◆ **Prompt**: Extract, exactly as written, the line that contains "Transcribe the text in this document." and all lines after it through the end of the records. Omit pictures.

▶

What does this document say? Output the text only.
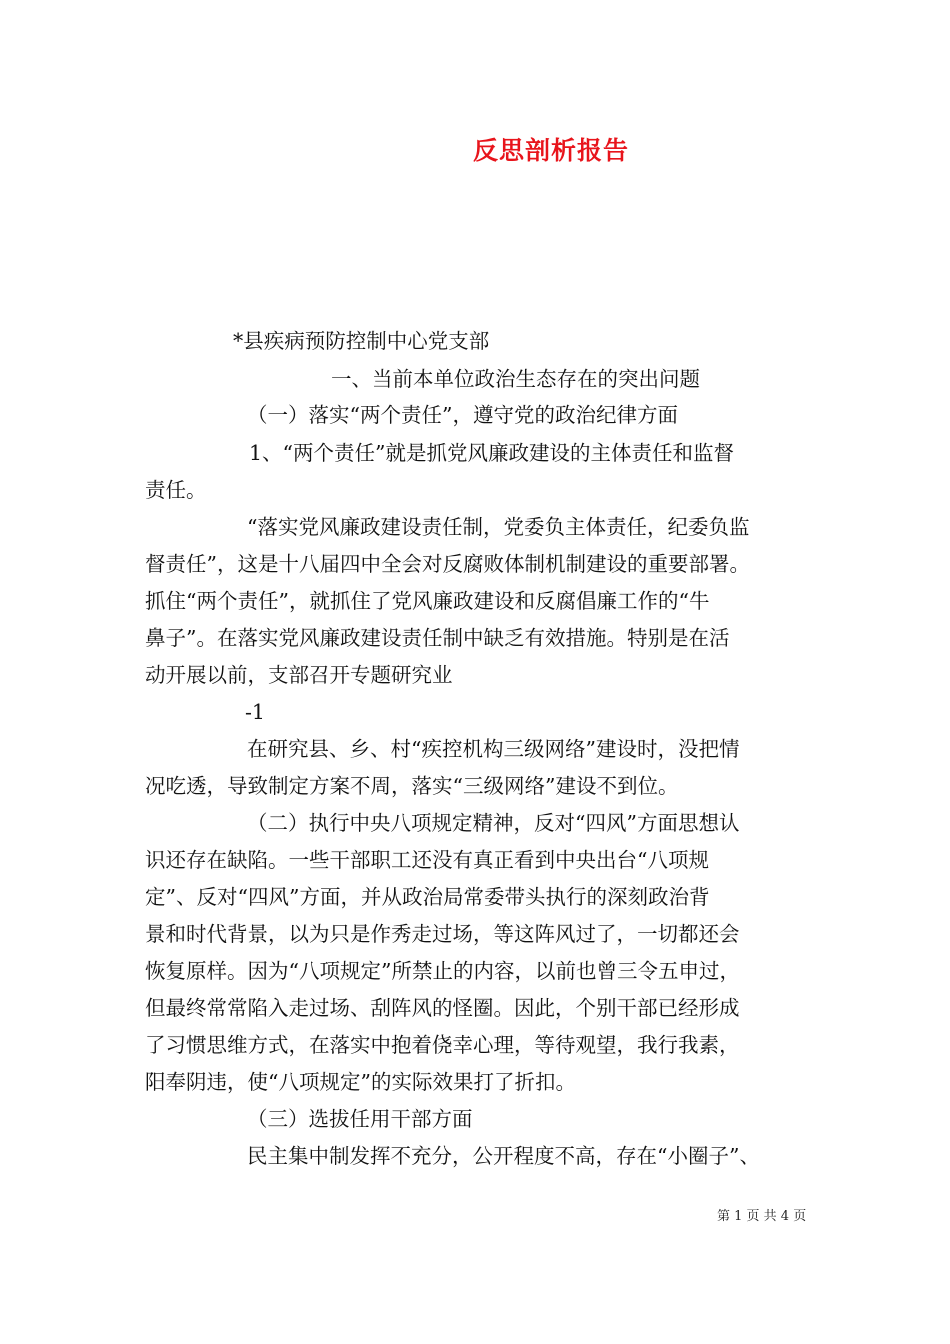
反思剖析报告
*县疾病预防控制中心党支部
一、当前本单位政治生态存在的突出问题
（一）落实“两个责任”，遵守党的政治纪律方面
1、“两个责任”就是抓党风廉政建设的主体责任和监督
责任。
“落实党风廉政建设责任制，党委负主体责任，纪委负监
督责任”，这是十八届四中全会对反腐败体制机制建设的重要部署。
抓住“两个责任”，就抓住了党风廉政建设和反腐倡廉工作的“牛
鼻子”。在落实党风廉政建设责任制中缺乏有效措施。特别是在活
动开展以前，支部召开专题研究业
-1
在研究县、乡、村“疾控机构三级网络”建设时，没把情
况吃透，导致制定方案不周，落实“三级网络”建设不到位。
（二）执行中央八项规定精神，反对“四风”方面思想认
识还存在缺陷。一些干部职工还没有真正看到中央出台“八项规
定”、反对“四风”方面，并从政治局常委带头执行的深刻政治背
景和时代背景，以为只是作秀走过场，等这阵风过了，一切都还会
恢复原样。因为“八项规定”所禁止的内容，以前也曾三令五申过，
但最终常常陷入走过场、刮阵风的怪圈。因此，个别干部已经形成
了习惯思维方式，在落实中抱着侥幸心理，等待观望，我行我素，
阳奉阴违，使“八项规定”的实际效果打了折扣。
（三）选拔任用干部方面
民主集中制发挥不充分，公开程度不高，存在“小圈子”、
第 1 页 共 4 页
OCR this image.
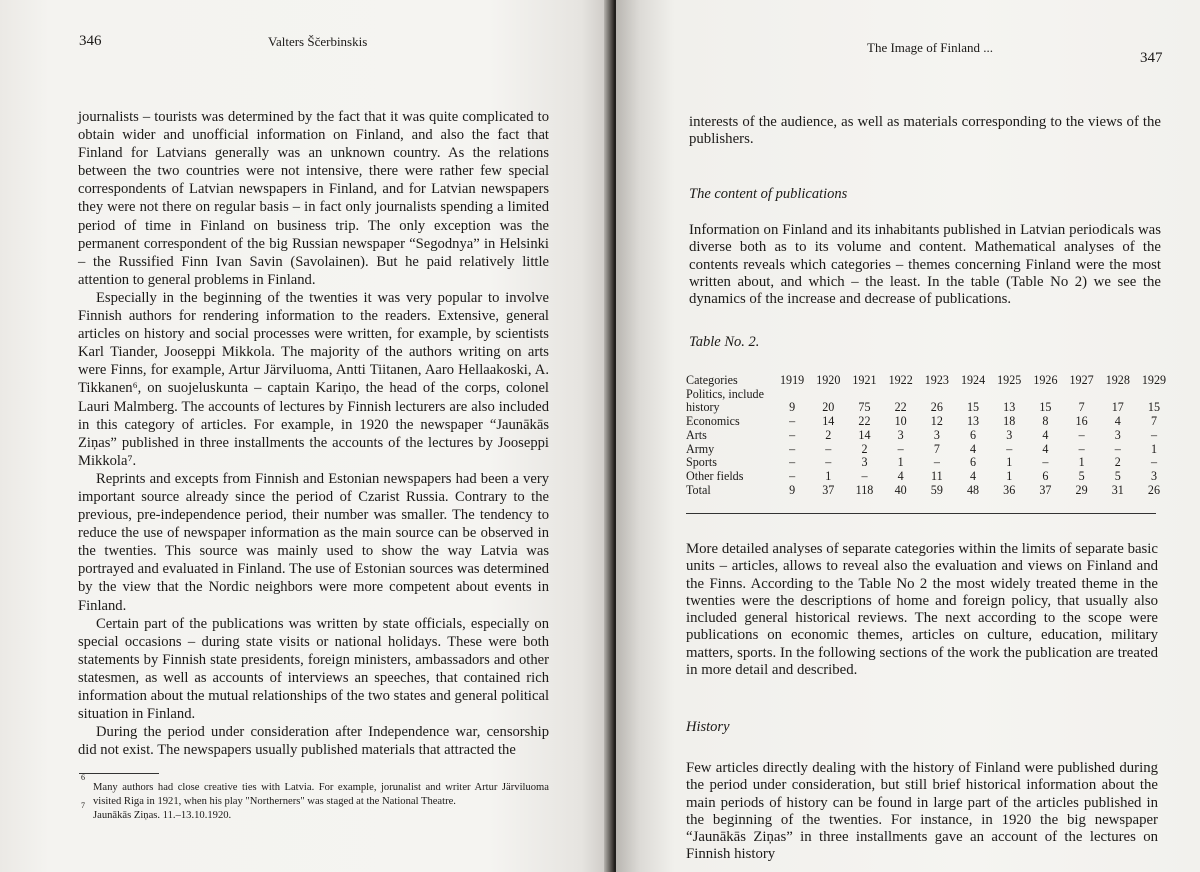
346	Valters Ščerbinskis

journalists – tourists was determined by the fact that it was quite complicated to obtain wider and unofficial information on Finland, and also the fact that Finland for Latvians generally was an unknown country. As the relations between the two countries were not intensive, there were rather few special correspondents of Latvian newspapers in Finland, and for Latvian newspapers they were not there on regular basis – in fact only journalists spending a limited period of time in Finland on business trip. The only exception was the permanent correspondent of the big Russian newspaper “Segodnya” in Helsinki – the Russified Finn Ivan Savin (Savolainen). But he paid relatively little attention to general problems in Finland.

Especially in the beginning of the twenties it was very popular to involve Finnish authors for rendering information to the readers. Extensive, general articles on history and social processes were written, for example, by scientists Karl Tiander, Jooseppi Mikkola. The majority of the authors writing on arts were Finns, for example, Artur Järviluoma, Antti Tiitanen, Aaro Hellaakoski, A. Tikkanen⁶, on suojeluskunta – captain Kariņo, the head of the corps, colonel Lauri Malmberg. The accounts of lectures by Finnish lecturers are also included in this category of articles. For example, in 1920 the newspaper “Jaunākās Ziņas” published in three installments the accounts of the lectures by Jooseppi Mikkola⁷.

Reprints and excepts from Finnish and Estonian newspapers had been a very important source already since the period of Czarist Russia. Contrary to the previous, pre-independence period, their number was smaller. The tendency to reduce the use of newspaper information as the main source can be observed in the twenties. This source was mainly used to show the way Latvia was portrayed and evaluated in Finland. The use of Estonian sources was determined by the view that the Nordic neighbors were more competent about events in Finland.

Certain part of the publications was written by state officials, especially on special occasions – during state visits or national holidays. These were both statements by Finnish state presidents, foreign ministers, ambassadors and other statesmen, as well as accounts of interviews an speeches, that contained rich information about the mutual relationships of the two states and general political situation in Finland.

During the period under consideration after Independence war, censorship did not exist. The newspapers usually published materials that attracted the

6
Many authors had close creative ties with Latvia. For example, jorunalist and writer Artur Järviluoma visited Riga in 1921, when his play "Northerners" was staged at the National Theatre.
7
Jaunākās Ziņas. 11.–13.10.1920.
The Image of Finland ...
347

interests of the audience, as well as materials corresponding to the views of the publishers.

The content of publications

Information on Finland and its inhabitants published in Latvian periodicals was diverse both as to its volume and content. Mathematical analyses of the contents reveals which categories – themes concerning Finland were the most written about, and which – the least. In the table (Table No 2) we see the dynamics of the increase and decrease of publications.

Table No. 2.
Categories	1919	1920	1921	1922	1923	1924	1925	1926	1927	1928	1929
Politics, include											
history	9	20	75	22	26	15	13	15	7	17	15
Economics	–	14	22	10	12	13	18	8	16	4	7
Arts	–	2	14	3	3	6	3	4	–	3	–
Army	–	–	2	–	7	4	–	4	–	–	1
Sports	–	–	3	1	–	6	1	–	1	2	–
Other fields	–	1	–	4	11	4	1	6	5	5	3
Total	9	37	118	40	59	48	36	37	29	31	26

More detailed analyses of separate categories within the limits of separate basic units – articles, allows to reveal also the evaluation and views on Finland and the Finns. According to the Table No 2 the most widely treated theme in the twenties were the descriptions of home and foreign policy, that usually also included general historical reviews. The next according to the scope were publications on economic themes, articles on culture, education, military matters, sports. In the following sections of the work the publication are treated in more detail and described.

History

Few articles directly dealing with the history of Finland were published during the period under consideration, but still brief historical information about the main periods of history can be found in large part of the articles published in the beginning of the twenties. For instance, in 1920 the big newspaper “Jaunākās Ziņas” in three installments gave an account of the lectures on Finnish history
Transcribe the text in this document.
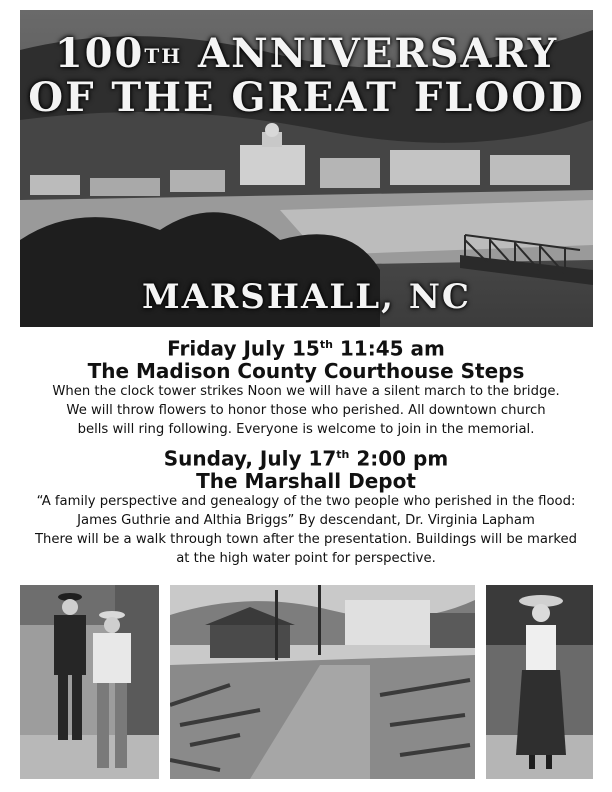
100TH ANNIVERSARY
OF THE GREAT FLOOD
MARSHALL, NC
Friday July 15th 11:45 am
The Madison County Courthouse Steps
When the clock tower strikes Noon we will have a silent march to the bridge.
We will throw flowers to honor those who perished. All downtown church
bells will ring following. Everyone is welcome to join in the memorial.
Sunday, July 17th 2:00 pm
The Marshall Depot
“A family perspective and genealogy of the two people who perished in the flood:
James Guthrie and Althia Briggs” By descendant, Dr. Virginia Lapham
There will be a walk through town after the presentation. Buildings will be marked
at the high water point for perspective.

◀

◆ **Exercise response**:
Transcribe the text in this document.
100TH ANNIVERSARY
OF THE GREAT FLOOD
MARSHALL, NC
Friday July 15th 11:45 am
The Madison County Courthouse Steps
When the clock tower strikes Noon we will have a silent march to the bridge.
We will throw flowers to honor those who perished. All downtown church
bells will ring following. Everyone is welcome to join in the memorial.
Sunday, July 17th 2:00 pm
The Marshall Depot
“A family perspective and genealogy of the two people who perished in the flood:
James Guthrie and Althia Briggs” By descendant, Dr. Virginia Lapham
There will be a walk through town after the presentation. Buildings will be marked
at the high water point for perspective.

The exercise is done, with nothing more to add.